(Figure collection entries)
######
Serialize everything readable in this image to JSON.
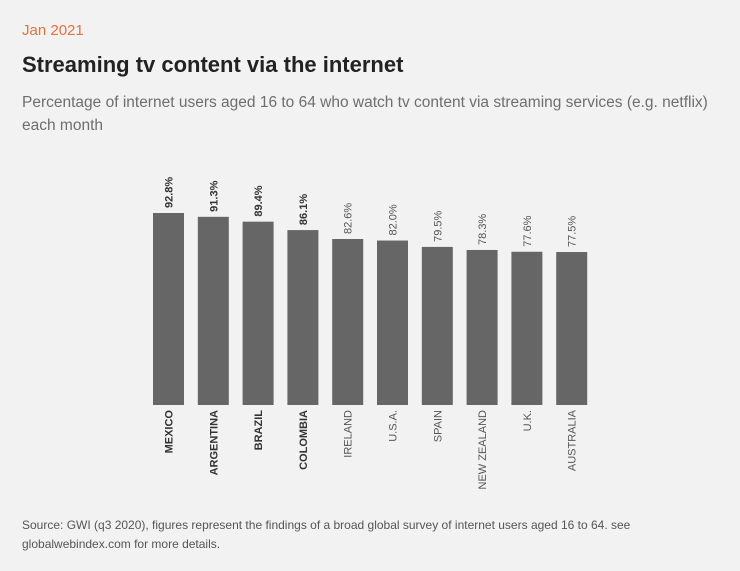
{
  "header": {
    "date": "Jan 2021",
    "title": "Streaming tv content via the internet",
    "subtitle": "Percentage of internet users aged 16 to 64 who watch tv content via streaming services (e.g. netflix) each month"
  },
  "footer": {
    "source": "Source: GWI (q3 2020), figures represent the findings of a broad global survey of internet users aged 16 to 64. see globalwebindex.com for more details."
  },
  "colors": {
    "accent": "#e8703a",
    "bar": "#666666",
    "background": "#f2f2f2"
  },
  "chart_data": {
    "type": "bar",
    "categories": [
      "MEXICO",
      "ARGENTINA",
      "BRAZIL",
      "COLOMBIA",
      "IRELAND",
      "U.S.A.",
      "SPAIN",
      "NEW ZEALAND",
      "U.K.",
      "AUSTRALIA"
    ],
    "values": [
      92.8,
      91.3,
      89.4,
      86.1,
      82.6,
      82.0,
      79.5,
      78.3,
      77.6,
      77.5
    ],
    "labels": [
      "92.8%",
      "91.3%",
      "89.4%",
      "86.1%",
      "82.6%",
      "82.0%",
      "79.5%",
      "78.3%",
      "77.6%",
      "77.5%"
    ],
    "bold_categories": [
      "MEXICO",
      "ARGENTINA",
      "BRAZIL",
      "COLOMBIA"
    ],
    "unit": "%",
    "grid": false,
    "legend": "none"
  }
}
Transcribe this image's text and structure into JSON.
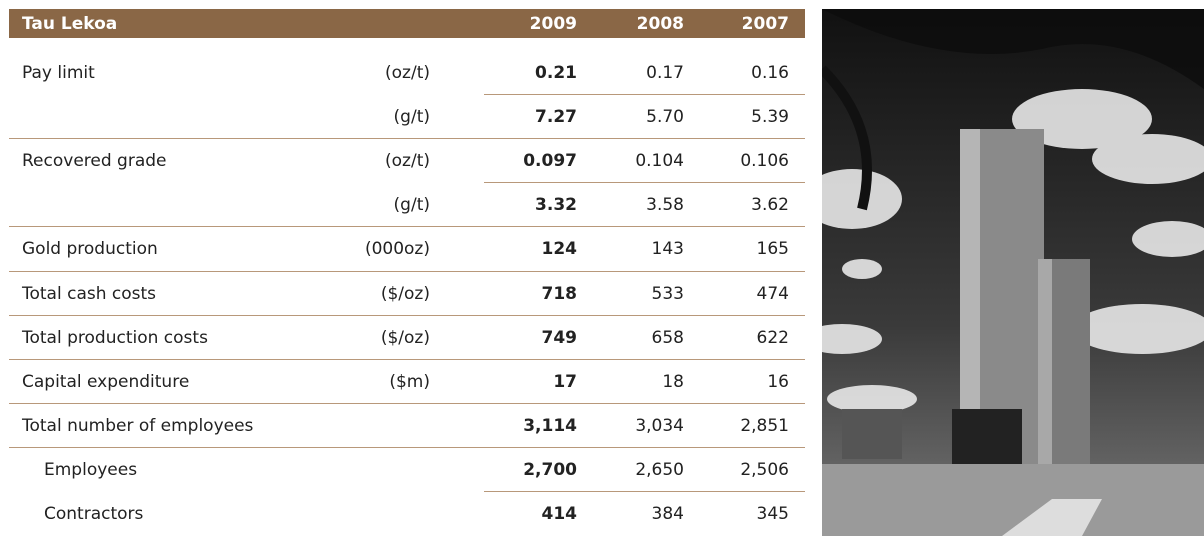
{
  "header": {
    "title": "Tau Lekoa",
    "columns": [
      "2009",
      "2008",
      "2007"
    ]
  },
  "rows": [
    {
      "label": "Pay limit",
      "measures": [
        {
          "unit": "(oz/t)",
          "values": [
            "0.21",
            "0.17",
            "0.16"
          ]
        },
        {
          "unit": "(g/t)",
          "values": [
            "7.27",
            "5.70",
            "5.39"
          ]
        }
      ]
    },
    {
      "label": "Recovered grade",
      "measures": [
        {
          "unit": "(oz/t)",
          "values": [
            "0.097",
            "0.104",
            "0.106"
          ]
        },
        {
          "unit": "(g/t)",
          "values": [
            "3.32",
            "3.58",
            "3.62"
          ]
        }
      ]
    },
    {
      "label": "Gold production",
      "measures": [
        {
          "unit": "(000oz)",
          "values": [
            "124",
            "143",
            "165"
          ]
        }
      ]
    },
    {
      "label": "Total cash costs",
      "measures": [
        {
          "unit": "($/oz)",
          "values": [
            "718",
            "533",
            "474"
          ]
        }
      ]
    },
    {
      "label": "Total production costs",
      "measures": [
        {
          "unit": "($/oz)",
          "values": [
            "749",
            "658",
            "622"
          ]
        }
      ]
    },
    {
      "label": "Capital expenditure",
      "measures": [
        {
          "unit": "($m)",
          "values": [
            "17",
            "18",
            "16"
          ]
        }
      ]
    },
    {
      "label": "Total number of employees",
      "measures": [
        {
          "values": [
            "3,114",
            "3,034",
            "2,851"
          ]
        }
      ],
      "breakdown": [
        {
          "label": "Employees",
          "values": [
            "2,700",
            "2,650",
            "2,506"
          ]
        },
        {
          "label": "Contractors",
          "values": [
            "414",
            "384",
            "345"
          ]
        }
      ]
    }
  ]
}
######
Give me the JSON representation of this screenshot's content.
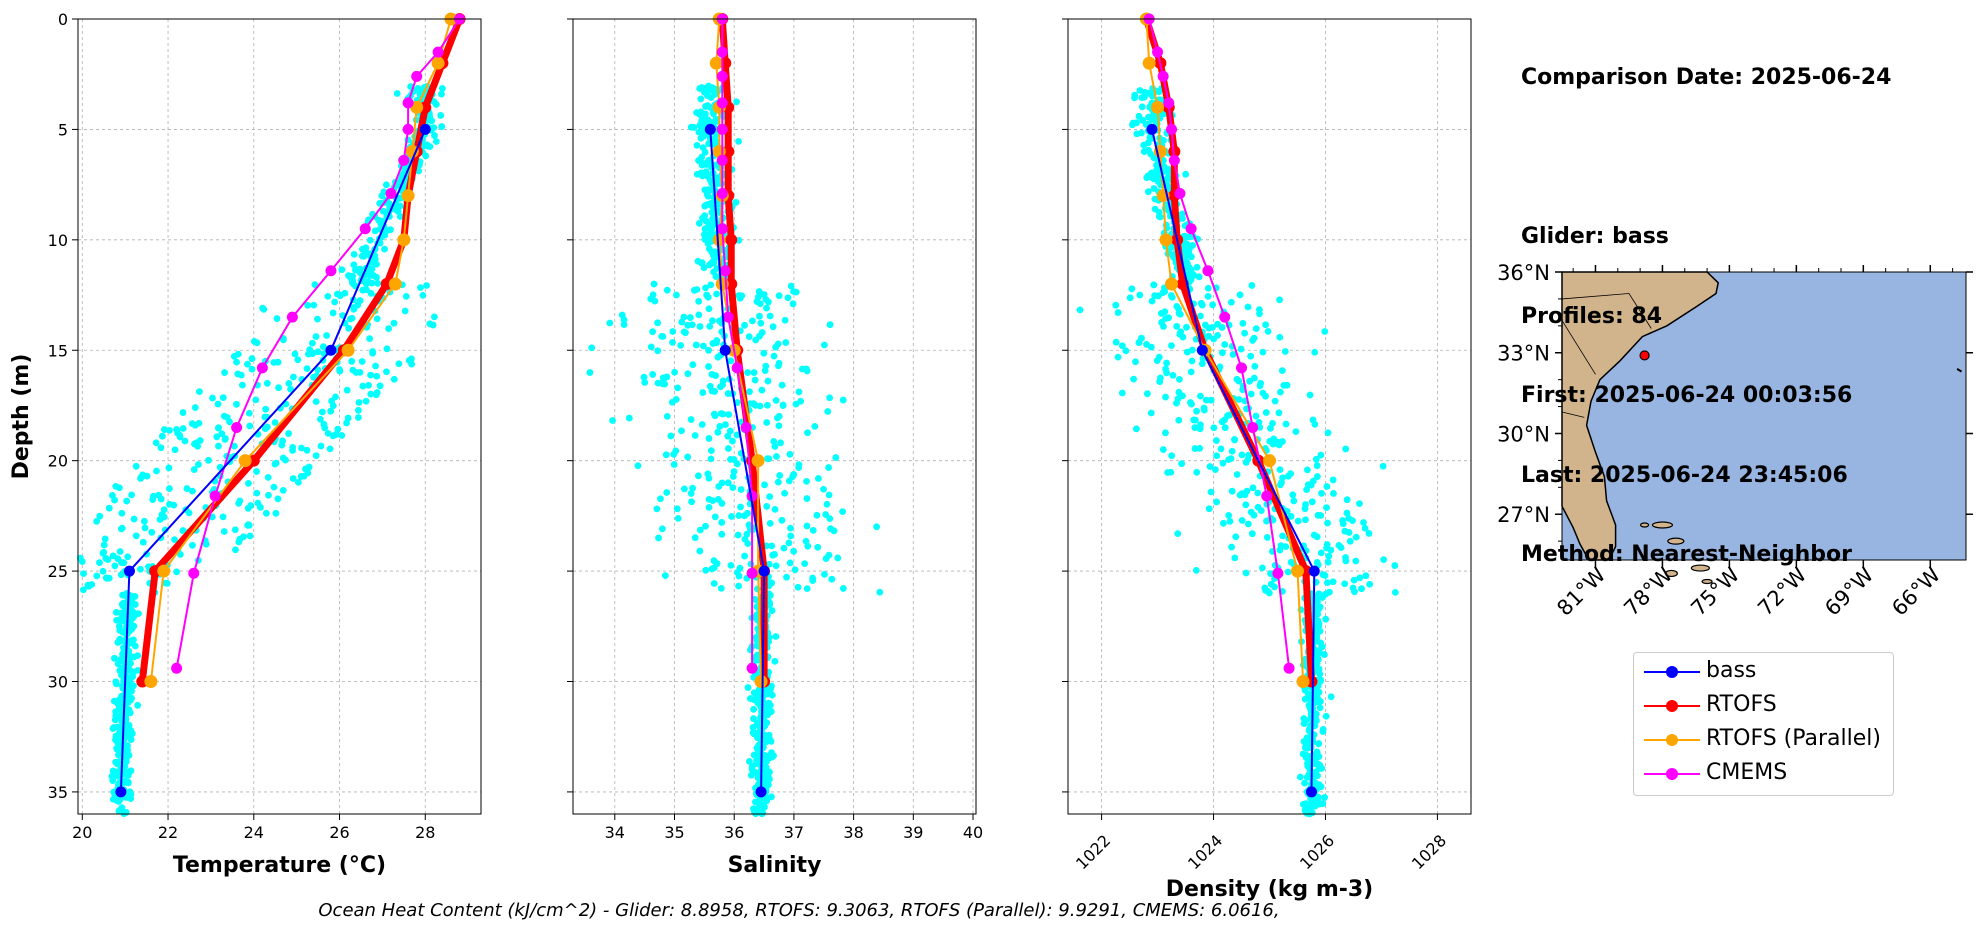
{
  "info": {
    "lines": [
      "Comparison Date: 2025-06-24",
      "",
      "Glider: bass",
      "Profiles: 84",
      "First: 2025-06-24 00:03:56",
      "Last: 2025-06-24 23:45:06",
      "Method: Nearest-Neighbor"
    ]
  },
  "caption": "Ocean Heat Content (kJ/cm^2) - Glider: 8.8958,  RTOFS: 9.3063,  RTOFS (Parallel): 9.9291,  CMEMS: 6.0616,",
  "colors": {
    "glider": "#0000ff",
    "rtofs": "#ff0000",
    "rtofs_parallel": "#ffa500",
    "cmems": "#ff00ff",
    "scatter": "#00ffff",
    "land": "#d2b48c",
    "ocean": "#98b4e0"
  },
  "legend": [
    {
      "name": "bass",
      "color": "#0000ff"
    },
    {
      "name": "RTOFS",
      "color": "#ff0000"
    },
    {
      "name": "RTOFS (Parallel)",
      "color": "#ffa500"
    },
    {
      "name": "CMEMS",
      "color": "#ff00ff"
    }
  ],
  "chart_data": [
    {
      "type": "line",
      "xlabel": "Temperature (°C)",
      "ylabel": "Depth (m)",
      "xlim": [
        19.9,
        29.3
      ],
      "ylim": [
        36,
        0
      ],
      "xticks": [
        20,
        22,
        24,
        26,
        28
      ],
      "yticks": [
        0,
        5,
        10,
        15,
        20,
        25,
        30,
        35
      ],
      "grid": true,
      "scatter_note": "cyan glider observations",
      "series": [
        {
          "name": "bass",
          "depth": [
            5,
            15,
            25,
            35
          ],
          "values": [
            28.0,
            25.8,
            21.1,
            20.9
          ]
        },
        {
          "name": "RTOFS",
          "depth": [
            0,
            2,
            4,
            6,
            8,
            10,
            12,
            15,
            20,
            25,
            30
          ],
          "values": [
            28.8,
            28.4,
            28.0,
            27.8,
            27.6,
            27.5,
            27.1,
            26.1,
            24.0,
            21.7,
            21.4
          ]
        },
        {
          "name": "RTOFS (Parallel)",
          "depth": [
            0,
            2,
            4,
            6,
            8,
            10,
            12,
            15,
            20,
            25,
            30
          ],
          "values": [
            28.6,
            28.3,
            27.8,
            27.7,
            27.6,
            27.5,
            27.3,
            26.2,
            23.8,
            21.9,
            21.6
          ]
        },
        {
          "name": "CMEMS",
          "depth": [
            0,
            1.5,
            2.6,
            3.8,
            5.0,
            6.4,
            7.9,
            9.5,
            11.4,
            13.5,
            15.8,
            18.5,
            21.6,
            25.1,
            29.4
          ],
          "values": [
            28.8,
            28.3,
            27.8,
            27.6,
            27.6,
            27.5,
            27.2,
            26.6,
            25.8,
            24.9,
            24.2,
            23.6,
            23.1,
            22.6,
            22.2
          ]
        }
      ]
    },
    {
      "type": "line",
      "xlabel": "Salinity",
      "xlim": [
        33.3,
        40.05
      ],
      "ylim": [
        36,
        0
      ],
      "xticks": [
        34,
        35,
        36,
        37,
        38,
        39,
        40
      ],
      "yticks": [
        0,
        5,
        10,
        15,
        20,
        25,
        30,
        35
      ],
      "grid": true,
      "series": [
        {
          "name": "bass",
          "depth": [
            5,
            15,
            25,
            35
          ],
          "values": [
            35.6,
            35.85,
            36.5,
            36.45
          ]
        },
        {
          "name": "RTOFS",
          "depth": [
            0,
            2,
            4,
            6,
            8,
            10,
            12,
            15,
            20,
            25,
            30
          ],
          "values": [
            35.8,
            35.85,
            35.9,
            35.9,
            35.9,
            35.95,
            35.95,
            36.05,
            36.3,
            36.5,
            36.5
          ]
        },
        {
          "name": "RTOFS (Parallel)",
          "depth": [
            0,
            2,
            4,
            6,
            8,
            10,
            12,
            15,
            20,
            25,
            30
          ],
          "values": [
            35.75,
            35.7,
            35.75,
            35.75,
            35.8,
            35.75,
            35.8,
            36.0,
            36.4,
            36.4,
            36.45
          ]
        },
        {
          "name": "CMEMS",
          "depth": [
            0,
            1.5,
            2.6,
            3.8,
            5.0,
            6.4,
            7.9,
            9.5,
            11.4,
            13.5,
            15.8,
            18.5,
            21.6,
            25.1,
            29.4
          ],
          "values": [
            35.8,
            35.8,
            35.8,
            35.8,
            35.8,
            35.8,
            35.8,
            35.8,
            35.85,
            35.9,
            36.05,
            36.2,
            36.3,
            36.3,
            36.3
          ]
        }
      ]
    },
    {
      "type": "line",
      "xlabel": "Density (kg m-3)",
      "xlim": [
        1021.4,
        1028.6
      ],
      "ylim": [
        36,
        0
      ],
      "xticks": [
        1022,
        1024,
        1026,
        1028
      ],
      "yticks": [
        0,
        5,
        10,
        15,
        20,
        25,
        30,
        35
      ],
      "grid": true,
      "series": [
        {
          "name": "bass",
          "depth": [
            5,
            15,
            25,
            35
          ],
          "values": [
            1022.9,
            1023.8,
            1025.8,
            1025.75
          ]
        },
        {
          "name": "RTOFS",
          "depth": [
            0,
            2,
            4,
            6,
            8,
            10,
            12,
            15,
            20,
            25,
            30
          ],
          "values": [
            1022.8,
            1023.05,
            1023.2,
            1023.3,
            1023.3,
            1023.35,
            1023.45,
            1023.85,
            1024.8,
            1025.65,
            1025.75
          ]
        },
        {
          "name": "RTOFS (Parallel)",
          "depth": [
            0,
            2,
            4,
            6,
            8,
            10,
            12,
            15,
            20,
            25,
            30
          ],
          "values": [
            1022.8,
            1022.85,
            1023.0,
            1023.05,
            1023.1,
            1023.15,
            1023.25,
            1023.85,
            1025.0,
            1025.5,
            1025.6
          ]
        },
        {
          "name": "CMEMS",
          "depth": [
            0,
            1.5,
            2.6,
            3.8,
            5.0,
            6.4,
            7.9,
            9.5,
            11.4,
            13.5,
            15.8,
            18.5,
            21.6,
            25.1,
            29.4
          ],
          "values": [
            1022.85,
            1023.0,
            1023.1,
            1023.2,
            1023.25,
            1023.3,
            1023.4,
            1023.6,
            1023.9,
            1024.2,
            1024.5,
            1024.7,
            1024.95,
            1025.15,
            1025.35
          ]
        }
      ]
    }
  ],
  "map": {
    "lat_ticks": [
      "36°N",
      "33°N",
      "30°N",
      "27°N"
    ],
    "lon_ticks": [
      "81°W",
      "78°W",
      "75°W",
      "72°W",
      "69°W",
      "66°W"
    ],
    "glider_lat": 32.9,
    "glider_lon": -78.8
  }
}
######
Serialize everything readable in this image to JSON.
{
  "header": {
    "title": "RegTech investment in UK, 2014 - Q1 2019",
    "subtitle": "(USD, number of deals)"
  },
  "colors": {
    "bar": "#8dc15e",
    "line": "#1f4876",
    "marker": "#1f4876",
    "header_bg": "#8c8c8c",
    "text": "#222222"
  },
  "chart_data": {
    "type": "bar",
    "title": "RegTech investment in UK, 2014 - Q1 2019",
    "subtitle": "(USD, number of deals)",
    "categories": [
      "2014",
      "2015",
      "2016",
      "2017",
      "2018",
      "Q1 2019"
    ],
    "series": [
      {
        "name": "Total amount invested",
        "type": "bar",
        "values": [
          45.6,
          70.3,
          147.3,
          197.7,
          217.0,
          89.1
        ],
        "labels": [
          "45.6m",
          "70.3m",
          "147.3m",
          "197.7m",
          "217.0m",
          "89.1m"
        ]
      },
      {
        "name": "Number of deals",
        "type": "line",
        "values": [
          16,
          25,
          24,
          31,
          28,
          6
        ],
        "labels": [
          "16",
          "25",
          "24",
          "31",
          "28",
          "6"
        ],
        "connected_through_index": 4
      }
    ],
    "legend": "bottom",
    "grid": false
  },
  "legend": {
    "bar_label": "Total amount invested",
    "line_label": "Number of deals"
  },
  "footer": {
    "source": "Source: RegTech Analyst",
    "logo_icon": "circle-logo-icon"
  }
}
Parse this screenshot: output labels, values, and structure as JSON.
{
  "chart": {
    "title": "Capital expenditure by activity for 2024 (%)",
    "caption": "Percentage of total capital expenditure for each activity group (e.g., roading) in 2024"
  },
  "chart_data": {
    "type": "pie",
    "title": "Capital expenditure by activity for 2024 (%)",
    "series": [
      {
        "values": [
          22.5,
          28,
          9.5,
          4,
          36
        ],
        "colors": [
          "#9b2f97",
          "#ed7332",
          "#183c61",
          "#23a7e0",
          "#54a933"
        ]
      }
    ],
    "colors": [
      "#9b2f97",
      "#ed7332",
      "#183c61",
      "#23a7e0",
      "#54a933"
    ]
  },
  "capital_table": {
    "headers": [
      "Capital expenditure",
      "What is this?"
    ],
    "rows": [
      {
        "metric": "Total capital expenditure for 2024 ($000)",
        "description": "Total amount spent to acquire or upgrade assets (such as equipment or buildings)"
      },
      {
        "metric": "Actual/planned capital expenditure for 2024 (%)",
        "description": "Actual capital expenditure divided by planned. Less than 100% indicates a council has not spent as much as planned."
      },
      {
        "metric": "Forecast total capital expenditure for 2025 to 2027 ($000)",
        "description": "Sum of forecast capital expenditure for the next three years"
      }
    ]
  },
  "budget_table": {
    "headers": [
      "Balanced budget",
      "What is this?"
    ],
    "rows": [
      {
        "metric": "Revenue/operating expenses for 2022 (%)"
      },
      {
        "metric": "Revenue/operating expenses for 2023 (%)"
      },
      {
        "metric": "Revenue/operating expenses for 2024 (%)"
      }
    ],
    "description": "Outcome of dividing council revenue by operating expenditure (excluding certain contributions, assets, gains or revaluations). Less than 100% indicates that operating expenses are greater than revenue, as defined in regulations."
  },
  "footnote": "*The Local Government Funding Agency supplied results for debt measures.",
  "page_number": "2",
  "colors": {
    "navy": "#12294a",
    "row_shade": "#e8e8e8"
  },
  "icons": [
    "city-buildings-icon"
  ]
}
######
### Request
In the entries above, identify each line that includes the string "costs", then copy it.

### Written reply
      "label": "Total cash costs",
      "label": "Total production costs",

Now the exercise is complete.